**DATASET ROWS**:
====

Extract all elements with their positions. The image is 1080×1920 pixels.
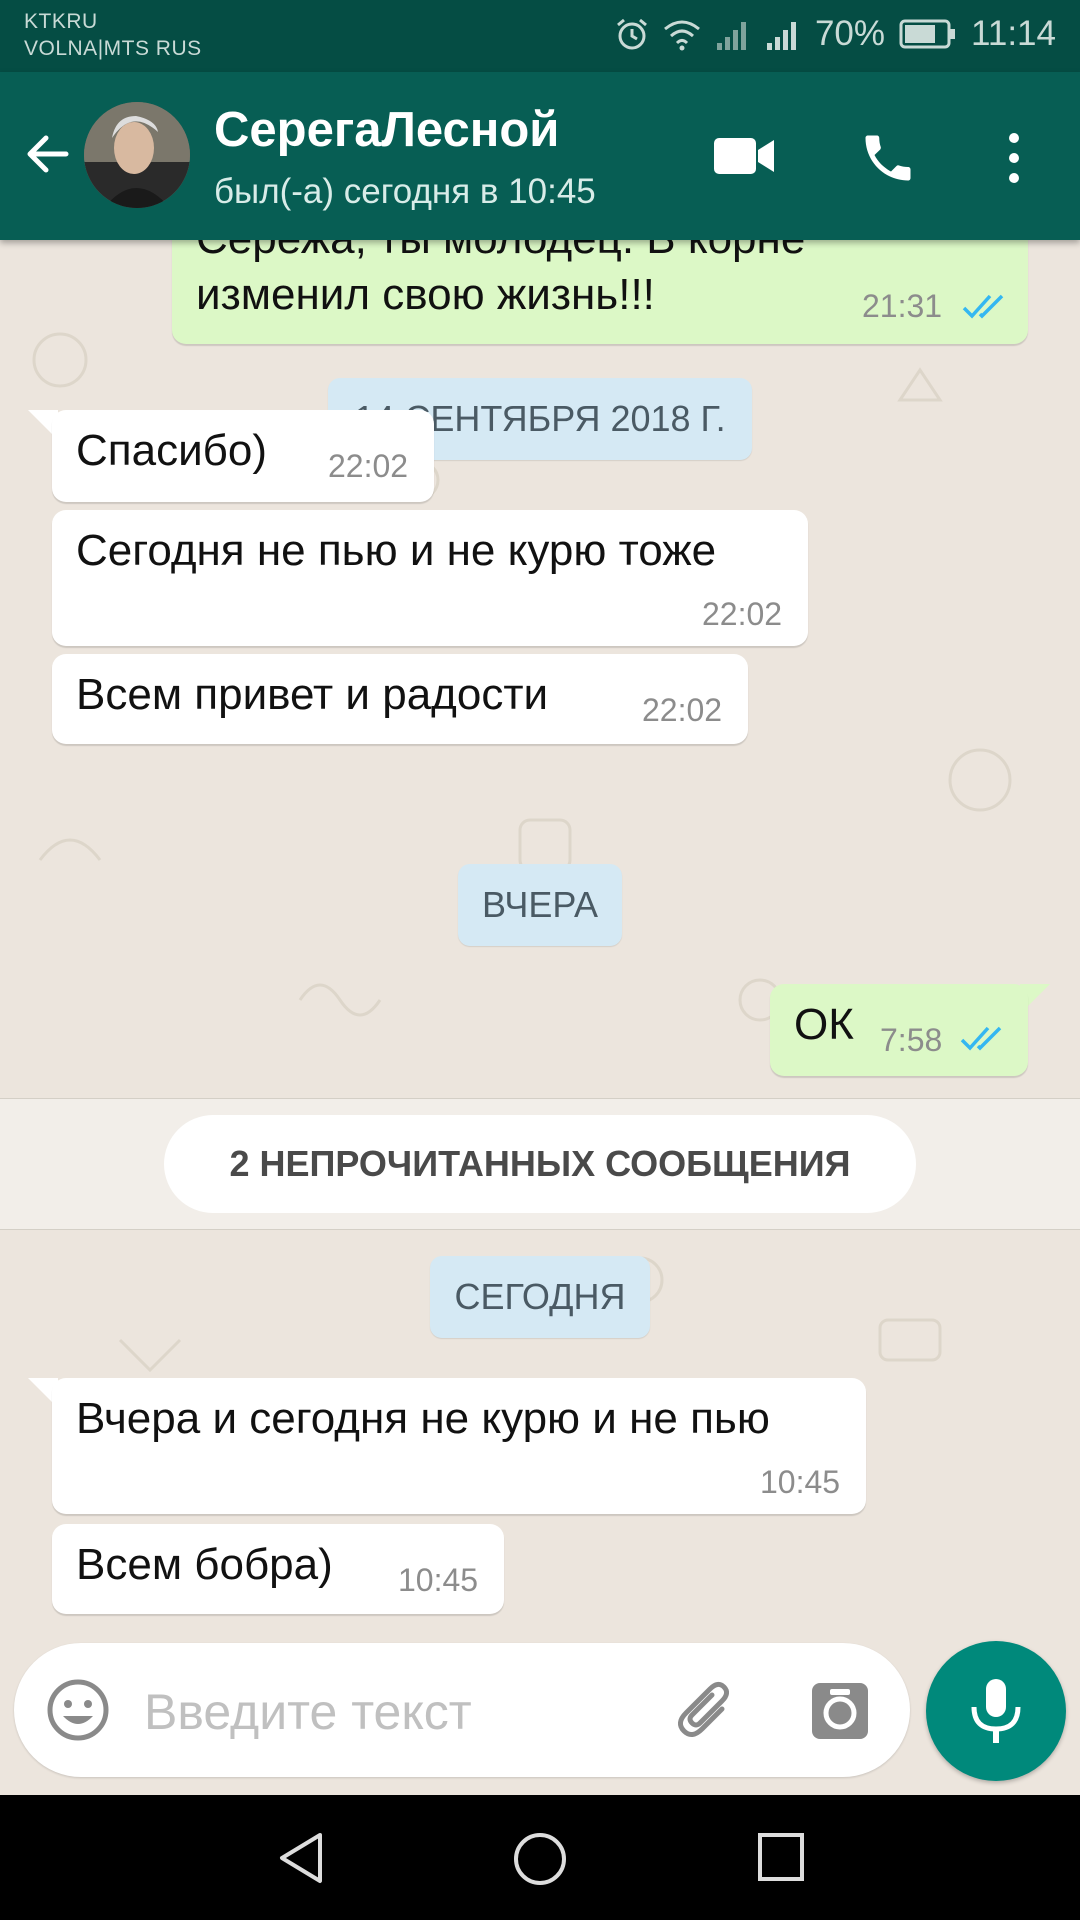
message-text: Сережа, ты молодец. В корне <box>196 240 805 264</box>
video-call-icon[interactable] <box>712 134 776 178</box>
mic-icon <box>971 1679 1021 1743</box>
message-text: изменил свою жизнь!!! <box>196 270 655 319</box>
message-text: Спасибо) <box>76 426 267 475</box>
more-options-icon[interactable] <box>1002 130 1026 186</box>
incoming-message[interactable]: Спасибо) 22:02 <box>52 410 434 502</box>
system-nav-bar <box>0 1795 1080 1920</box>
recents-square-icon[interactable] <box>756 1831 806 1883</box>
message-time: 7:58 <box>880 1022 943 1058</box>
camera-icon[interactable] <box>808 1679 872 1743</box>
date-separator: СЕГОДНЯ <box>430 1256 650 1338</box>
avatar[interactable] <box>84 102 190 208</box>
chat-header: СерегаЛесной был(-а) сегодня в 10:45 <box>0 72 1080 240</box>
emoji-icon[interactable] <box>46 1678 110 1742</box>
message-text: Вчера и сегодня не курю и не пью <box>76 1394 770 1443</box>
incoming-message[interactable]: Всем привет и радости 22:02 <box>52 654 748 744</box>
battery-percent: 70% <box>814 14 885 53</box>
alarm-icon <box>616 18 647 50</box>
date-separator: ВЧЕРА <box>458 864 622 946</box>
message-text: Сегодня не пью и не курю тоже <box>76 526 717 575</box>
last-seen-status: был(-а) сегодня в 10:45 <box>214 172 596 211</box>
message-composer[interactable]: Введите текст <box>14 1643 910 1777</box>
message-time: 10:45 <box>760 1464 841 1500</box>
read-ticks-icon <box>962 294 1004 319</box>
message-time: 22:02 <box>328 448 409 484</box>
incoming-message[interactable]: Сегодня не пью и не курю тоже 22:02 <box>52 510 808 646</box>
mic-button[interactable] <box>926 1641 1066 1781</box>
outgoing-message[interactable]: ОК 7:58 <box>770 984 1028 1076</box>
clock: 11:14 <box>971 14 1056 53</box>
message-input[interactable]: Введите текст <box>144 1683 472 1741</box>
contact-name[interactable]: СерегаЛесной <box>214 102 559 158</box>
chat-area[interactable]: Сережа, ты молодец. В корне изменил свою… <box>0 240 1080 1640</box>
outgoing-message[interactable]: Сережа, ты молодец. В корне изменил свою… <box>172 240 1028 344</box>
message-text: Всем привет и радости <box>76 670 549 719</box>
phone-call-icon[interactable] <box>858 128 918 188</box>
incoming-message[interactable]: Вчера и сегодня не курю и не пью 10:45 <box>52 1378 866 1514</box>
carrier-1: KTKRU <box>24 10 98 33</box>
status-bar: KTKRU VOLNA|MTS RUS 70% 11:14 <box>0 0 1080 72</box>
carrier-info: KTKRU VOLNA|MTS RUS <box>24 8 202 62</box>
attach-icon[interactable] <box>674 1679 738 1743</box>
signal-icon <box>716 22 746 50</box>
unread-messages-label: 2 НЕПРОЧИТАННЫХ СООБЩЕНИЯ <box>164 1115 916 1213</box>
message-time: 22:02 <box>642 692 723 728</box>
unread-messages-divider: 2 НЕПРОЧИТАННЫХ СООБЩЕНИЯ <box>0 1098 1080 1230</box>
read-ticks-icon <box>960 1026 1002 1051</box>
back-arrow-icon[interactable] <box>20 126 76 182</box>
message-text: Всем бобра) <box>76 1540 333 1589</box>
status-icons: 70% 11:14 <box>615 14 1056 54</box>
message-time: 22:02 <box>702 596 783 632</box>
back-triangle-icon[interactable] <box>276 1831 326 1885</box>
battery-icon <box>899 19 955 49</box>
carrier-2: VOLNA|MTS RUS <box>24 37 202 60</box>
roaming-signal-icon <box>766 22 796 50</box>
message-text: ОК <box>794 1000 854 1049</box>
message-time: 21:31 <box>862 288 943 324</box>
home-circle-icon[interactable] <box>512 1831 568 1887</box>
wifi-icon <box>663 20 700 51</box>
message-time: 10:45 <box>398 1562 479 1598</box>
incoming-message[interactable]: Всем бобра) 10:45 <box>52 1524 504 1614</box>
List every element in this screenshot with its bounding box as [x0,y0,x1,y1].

====

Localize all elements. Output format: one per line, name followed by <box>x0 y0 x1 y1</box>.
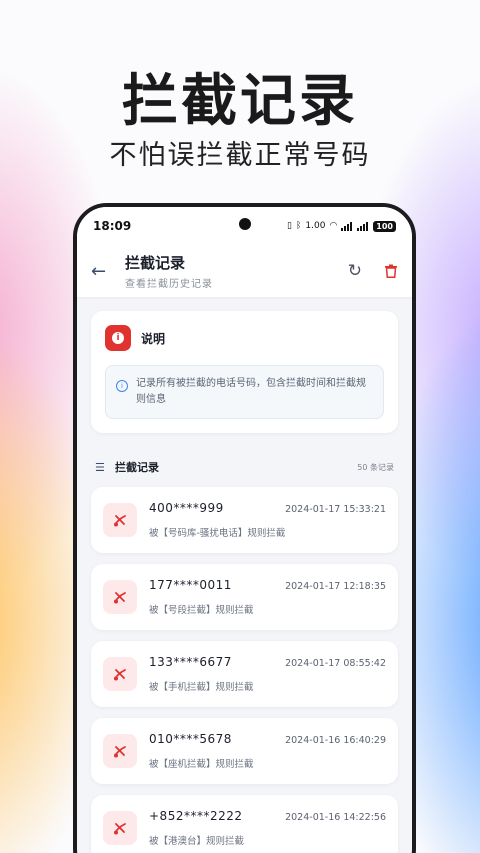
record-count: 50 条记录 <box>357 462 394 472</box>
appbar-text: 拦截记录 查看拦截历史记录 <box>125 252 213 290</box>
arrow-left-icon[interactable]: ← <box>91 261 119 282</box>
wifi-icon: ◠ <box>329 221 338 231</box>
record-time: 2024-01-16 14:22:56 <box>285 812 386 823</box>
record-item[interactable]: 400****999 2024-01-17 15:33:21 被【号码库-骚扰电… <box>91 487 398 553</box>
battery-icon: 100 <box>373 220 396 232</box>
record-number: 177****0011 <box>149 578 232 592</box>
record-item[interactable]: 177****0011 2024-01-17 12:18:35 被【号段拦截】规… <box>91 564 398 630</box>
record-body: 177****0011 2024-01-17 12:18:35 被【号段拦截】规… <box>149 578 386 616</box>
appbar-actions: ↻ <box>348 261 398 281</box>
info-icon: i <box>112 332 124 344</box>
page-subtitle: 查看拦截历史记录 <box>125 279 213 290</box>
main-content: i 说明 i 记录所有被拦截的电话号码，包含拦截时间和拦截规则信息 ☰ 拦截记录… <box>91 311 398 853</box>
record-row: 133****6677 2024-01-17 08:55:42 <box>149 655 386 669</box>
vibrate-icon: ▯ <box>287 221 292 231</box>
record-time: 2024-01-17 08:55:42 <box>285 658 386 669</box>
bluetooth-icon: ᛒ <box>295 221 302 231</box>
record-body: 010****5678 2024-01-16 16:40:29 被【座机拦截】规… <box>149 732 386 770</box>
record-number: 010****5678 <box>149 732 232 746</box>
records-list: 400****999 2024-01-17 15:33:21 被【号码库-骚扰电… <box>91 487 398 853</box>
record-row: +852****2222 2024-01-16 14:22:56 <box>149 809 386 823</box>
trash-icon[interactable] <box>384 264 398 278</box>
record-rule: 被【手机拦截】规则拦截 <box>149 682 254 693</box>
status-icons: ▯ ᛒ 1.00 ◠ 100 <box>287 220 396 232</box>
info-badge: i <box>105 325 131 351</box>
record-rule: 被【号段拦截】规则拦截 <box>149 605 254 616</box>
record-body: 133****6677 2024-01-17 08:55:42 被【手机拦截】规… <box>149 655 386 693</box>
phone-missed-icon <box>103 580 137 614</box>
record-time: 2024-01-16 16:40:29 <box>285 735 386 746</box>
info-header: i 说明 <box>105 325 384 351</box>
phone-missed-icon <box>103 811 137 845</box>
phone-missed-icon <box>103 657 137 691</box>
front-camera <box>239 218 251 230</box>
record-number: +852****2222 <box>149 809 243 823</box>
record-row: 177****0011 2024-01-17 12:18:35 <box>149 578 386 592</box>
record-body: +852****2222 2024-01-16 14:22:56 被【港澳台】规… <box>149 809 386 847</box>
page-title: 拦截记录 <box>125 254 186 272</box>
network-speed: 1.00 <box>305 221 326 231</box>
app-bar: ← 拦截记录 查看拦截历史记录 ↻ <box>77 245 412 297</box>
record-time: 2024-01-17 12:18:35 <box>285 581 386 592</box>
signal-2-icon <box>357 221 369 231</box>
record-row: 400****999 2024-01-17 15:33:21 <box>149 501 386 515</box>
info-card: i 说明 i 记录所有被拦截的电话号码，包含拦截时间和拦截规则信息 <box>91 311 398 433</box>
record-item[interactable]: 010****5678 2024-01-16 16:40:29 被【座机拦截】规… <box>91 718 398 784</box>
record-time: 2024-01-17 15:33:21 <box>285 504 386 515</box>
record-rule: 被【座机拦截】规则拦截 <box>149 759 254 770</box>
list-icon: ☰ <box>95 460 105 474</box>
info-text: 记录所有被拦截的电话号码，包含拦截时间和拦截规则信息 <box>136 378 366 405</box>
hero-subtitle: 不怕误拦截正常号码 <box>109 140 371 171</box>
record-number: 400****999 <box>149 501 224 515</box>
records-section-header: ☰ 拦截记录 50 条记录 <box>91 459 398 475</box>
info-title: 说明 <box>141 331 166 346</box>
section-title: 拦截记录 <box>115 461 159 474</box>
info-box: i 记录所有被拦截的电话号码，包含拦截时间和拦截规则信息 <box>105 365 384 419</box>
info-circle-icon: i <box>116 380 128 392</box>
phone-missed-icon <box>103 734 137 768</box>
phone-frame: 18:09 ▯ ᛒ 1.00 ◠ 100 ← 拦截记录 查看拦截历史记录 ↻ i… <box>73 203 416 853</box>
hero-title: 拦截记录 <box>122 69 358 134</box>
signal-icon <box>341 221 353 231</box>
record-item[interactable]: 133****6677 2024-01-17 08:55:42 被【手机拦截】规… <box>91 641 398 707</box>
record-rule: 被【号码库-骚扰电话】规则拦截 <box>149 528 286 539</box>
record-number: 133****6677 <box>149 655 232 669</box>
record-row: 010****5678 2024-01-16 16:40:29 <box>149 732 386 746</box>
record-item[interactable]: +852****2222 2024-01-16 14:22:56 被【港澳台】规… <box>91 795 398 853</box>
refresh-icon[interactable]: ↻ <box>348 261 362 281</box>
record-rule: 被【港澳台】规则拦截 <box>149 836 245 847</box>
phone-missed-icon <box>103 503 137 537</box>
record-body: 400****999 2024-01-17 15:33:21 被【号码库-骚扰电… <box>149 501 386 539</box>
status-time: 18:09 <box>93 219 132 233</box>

====

**TASK TO CARRY OUT**: In the first listing, write out again, word for word, everything from the line containing "message-text: Сережа, ты" down to the line containing "system-nav-bar <box>0 1795 1080 1920</box>", with both of those lines included.

**RESPONSE BELOW**:
message-text: Сережа, ты молодец. В корне <box>196 240 805 264</box>
video-call-icon[interactable] <box>712 134 776 178</box>
mic-icon <box>971 1679 1021 1743</box>
message-text: изменил свою жизнь!!! <box>196 270 655 319</box>
message-text: Спасибо) <box>76 426 267 475</box>
more-options-icon[interactable] <box>1002 130 1026 186</box>
incoming-message[interactable]: Спасибо) 22:02 <box>52 410 434 502</box>
system-nav-bar <box>0 1795 1080 1920</box>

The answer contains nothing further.